[start RECORDS PROVIDED]

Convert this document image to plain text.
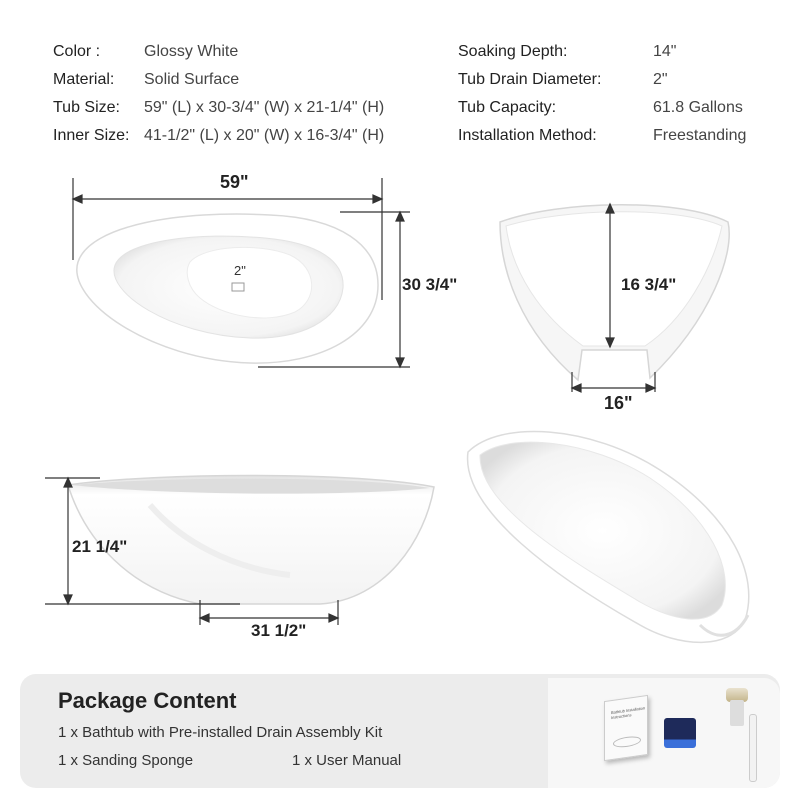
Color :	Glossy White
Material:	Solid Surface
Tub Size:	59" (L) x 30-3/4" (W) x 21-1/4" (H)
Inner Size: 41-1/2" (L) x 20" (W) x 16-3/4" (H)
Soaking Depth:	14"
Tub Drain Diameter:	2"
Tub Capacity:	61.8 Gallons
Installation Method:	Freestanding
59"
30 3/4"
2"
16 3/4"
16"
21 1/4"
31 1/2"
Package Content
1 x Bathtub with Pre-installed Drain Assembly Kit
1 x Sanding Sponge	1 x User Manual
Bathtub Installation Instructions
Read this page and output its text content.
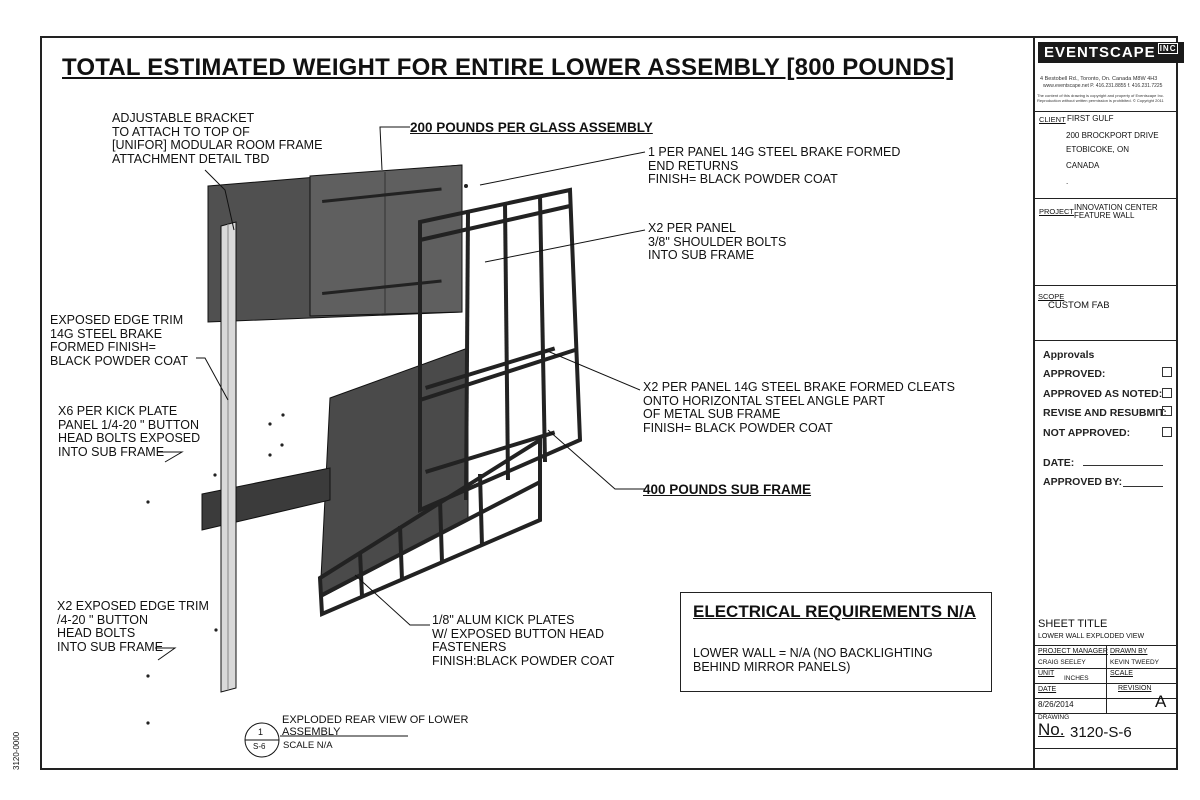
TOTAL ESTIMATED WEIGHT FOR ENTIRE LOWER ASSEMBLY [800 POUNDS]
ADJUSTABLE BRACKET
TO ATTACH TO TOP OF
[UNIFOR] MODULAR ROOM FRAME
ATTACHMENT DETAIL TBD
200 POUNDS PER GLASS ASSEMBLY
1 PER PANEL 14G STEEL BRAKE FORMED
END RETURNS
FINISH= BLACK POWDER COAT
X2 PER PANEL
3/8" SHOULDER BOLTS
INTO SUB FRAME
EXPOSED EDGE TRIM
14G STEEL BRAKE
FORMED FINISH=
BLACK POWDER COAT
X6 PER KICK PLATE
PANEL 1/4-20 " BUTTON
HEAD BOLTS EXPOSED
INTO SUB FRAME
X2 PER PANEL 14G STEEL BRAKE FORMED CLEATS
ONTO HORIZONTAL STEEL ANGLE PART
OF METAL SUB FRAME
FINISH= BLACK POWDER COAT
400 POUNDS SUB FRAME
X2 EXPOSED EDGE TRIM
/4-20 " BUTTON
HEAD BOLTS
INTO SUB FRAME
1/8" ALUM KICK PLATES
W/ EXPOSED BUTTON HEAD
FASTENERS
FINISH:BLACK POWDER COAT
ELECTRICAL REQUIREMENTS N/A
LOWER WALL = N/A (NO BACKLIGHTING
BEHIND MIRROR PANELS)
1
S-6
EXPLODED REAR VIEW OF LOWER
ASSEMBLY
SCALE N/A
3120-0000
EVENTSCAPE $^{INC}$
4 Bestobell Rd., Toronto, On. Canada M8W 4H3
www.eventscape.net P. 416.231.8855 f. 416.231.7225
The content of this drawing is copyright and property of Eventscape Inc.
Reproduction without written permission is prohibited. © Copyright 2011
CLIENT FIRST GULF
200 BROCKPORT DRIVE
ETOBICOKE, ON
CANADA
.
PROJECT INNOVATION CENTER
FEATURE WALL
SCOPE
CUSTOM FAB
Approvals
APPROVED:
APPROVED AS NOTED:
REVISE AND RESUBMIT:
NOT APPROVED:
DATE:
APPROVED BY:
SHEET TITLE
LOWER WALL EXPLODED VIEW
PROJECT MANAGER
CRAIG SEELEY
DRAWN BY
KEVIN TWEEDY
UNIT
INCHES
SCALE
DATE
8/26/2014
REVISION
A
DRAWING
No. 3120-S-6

[end RECORDS PROVIDED]

Wherever a line in the data above holds "VIEW", copy that line.

EXPLODED REAR VIEW OF LOWER
LOWER WALL EXPLODED VIEW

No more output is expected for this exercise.